Somos objetificadas em diversas escalas. Não bastasse o assédio que recebemos de homens sedentos por um desejo mórbido de nos possuir apenas por causa de nossa anatomia divergente, somos corriqueiramente usadas como espécimes em diversos estudos. Já perdi a conta de quantas vezes algum cis pediu para que participasse de estudos ou trabalhos sobre transgeneridade. Seja respondendo algum questionário, dando alguma entrevista ou parecer, elus estão na grande maioria das vezes apenas interessades em usar o nosso conhecimento arduamente adquirido apenas para proveito próprio. Quase nunca há um retorno positivo para a comunidade trans. Afinal, as nossas vivências são, em geral, severamente distorcidas por uma ótica cisnormativa que molda a narrativa para corroborar alguma tese que justifique qualquer transfobia enraizada ou que exalte apenas o aspecto caridoso da pessoa cis que a escreve.
Nessa semana tive duas experiências muito díspares com essa curiosidade cis que oscila entre a morbidez e a empatia. Primeiro, foi o contato de um menino que dizia estar escrevendo um livro com o pai e me pediu para que respondesse um questionário sobre a minha vivência. Partindo de premissas religiosas e supostamente embasadas em uma análise histórica e médica, eles visavam combater o transfobia dentro das igrejas. Contudo, não só nenhuma pessoa trans estava diretamente envolvida no trabalho, mas quem escreveria a parte principal do texto seria uma pessoa extremamente religiosa. Logo, era impossível que estivesse isento do dogmatismo cristão permeado por uma falsa caridade e uma síndrome de salvador. Não teria como tal obra beneficiar a comunidade trans. Com sorte, ela não seria usada contra nós. Sei que é tentador querer compartilhar nossas vivências e conhecimentos na esperança de que ela seja usada para reverter o preconceito que sofremos. Contudo, precisamos sempre ter muito cuidado a quem confiamos nossas narrativas.
Por outro lado, nem tudo parece estar perdido. No final da semana, conheci um grupo de quatro meninas cis que estão fazendo pré iniciação científica estudando a questão trans. Já tinha lido dois pequenos textos que elas escreveram como parte desse projeto. Apesar de pequenas imprecisões, tratava-se de um trabalho tão isento da cisnormatividade julgadora quanto possível, além de estar recheado de referências a Butler e Preciado. Elas definitivamente fizeram o dever de casa antes de vir me procurar para ouvir a minha perspectiva. Nenhuma pergunta invasiva, nenhuma curiosidade mórbida. Estavam preocupadas somente em entender como é a vivência de uma pessoa trans e como acreditamos ser possível diminuir a transfobia tão enraizada em nossa sociedade. Elas não queriam o protagonismo em uma história que não era delas, apenas amplificar um pouco mais as nossas vozes. São essas pequenas coisas que renovam a minha esperança de que um dia viveremos em uma sociedade mais igualitária e me dão forças para continuar a lutar.

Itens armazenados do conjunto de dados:
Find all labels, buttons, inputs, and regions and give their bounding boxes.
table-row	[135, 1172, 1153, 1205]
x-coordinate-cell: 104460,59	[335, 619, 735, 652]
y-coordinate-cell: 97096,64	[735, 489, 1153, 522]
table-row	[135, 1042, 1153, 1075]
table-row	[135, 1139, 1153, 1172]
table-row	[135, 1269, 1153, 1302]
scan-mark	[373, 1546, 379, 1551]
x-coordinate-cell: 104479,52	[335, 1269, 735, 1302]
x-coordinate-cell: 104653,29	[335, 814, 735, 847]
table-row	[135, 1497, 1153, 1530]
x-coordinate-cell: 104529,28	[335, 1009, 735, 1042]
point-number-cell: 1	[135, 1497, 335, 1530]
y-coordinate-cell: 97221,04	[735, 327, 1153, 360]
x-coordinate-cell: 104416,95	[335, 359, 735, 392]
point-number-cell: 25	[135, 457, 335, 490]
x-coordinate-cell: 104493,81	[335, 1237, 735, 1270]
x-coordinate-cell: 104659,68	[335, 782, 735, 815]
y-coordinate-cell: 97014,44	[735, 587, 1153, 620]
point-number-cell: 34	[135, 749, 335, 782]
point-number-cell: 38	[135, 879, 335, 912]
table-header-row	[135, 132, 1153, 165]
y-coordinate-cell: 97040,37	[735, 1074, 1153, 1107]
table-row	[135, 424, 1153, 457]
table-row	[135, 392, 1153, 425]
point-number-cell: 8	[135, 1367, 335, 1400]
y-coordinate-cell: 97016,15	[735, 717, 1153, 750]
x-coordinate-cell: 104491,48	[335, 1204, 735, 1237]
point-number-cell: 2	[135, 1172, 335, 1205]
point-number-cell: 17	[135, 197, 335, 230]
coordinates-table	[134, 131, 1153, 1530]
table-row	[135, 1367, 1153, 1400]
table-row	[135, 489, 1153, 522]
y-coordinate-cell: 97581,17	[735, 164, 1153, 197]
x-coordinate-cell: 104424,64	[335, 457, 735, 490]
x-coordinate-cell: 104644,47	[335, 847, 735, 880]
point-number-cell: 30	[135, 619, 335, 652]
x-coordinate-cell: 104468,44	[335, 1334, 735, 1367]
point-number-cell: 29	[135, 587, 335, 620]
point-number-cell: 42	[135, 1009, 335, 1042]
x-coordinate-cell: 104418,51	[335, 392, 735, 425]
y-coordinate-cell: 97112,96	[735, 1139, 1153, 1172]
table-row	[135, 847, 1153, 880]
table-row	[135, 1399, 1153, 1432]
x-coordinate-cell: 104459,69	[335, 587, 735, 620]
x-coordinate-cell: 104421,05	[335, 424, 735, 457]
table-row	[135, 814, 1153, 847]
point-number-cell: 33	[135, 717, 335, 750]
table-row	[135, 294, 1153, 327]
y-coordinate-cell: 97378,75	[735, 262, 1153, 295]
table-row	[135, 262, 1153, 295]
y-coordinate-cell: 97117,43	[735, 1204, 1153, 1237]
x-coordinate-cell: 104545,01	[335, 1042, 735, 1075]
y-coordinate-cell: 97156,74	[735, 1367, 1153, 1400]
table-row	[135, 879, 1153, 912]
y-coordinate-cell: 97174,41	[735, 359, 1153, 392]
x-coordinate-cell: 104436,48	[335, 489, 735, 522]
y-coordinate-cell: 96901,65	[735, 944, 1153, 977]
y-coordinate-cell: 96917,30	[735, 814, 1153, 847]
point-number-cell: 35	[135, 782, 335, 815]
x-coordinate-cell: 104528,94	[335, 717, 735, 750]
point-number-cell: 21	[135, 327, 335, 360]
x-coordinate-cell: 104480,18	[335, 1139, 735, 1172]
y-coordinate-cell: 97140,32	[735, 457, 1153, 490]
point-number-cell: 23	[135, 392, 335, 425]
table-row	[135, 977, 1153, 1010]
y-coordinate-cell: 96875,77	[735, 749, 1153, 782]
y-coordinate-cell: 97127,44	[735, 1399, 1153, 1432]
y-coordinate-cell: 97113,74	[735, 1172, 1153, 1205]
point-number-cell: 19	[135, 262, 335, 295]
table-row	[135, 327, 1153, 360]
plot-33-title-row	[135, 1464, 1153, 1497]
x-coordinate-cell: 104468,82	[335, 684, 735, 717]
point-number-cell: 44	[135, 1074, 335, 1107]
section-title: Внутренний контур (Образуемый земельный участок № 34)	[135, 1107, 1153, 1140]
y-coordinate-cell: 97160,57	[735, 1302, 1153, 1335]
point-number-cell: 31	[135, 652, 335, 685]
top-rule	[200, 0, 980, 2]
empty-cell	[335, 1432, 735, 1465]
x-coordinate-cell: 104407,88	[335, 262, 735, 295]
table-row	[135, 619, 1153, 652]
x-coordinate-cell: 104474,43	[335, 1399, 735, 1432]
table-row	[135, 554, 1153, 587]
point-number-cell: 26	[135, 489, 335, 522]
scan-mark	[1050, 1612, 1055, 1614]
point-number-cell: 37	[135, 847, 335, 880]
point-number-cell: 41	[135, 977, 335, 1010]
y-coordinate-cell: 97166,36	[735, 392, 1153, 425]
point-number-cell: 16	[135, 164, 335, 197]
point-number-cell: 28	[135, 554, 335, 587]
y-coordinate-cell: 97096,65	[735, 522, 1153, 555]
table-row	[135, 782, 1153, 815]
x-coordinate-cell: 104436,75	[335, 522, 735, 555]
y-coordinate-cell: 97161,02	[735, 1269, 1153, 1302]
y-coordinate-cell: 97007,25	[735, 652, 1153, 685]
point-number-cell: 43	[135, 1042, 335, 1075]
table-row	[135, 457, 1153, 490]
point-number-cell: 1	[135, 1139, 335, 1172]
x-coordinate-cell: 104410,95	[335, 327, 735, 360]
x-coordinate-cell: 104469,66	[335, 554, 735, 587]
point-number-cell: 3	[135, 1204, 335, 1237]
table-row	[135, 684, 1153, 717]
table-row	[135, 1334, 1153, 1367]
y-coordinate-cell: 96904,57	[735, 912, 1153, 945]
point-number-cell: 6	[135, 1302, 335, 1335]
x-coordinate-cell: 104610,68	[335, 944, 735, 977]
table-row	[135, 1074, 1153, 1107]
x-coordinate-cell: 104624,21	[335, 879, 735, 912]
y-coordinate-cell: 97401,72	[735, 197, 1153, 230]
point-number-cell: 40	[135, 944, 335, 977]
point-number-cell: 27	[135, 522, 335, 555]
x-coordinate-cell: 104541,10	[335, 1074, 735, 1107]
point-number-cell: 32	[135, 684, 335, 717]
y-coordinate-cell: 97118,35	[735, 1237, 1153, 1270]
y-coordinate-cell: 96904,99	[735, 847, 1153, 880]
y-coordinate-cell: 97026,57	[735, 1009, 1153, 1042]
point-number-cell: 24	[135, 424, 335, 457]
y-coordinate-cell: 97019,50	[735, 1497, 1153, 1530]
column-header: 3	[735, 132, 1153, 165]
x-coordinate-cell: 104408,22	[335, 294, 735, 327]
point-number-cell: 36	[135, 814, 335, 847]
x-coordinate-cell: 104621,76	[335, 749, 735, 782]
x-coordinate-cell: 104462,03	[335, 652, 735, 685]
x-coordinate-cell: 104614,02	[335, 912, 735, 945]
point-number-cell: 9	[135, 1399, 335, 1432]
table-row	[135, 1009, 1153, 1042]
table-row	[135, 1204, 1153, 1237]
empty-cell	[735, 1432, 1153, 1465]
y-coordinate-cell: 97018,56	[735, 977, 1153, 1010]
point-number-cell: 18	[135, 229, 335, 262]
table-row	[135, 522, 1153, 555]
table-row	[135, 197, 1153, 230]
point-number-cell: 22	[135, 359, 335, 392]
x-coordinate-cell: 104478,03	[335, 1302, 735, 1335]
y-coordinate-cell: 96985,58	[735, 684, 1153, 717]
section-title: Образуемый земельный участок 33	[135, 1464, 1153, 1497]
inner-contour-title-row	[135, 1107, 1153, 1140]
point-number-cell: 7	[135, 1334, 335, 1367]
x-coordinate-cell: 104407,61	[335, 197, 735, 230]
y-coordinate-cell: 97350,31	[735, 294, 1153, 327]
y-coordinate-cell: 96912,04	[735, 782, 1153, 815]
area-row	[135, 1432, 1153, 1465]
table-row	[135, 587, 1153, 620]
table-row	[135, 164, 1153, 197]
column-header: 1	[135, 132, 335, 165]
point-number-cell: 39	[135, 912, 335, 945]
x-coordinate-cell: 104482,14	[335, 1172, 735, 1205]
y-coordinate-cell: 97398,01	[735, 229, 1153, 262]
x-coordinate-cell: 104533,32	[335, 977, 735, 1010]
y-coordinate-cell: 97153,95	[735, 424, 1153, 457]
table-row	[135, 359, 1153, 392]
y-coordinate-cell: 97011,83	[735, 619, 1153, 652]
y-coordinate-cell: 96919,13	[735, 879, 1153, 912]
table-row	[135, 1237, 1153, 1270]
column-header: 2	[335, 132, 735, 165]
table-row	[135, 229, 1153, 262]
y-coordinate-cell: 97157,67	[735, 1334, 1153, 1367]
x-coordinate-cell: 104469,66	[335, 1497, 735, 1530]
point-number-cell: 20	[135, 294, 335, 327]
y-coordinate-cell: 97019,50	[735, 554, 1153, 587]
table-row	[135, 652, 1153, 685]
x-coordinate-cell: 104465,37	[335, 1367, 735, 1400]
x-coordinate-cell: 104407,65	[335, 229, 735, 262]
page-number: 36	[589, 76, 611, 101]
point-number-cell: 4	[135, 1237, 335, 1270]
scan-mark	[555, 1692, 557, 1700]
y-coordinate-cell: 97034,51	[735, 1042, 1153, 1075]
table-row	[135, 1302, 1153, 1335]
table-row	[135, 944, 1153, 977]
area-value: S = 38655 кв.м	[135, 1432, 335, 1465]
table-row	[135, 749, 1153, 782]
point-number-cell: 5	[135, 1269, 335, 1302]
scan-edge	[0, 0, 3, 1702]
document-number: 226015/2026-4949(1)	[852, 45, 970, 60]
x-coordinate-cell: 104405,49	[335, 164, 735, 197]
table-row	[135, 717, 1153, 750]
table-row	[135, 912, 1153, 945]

ATIVIDADE 1: Segundo o texto, quantas meninas cis faziam parte do grupo de pré iniciação científica?
ATIVIDADE 2: Por favor, reescreva o trecho do texto que começa em "Somos objetificadas em" e termina depois de "que a escreve.", substituindo "questionário" por "formulário".
ATIVIDADE 3:
Diga se cada afirmação concorda com o texto, respondendo sim ou não e citando as palavras que decidem:
(a) O menino dizia estar escrevendo um livro com o pai.
(b) Havia pessoas trans diretamente envolvidas no trabalho do livro.
(c) Os textos das meninas continham referências a Butler e Preciado.

RESOLUÇÃO 1: Quatro meninas cis.

RESOLUÇÃO 2:
Somos objetificadas em diversas escalas. Não bastasse o assédio que recebemos de homens sedentos por um desejo mórbido de nos possuir apenas por causa de nossa anatomia divergente, somos corriqueiramente usadas como espécimes em diversos estudos. Já perdi a conta de quantas vezes algum cis pediu para que participasse de estudos ou trabalhos sobre transgeneridade. Seja respondendo algum formulário, dando alguma entrevista ou parecer, elus estão na grande maioria das vezes apenas interessades em usar o nosso conhecimento arduamente adquirido apenas para proveito próprio. Quase nunca há um retorno positivo para a comunidade trans. Afinal, as nossas vivências são, em geral, severamente distorcidas por uma ótica cisnormativa que molda a narrativa para corroborar alguma tese que justifique qualquer transfobia enraizada ou que exalte apenas o aspecto caridoso da pessoa cis que a escreve.

RESOLUÇÃO 3:
(a) Sim: "um menino que dizia estar escrevendo um livro com o pai".
(b) Não: "nenhuma pessoa trans estava diretamente envolvida no trabalho".
(c) Sim: "recheado de referências a Butler e Preciado".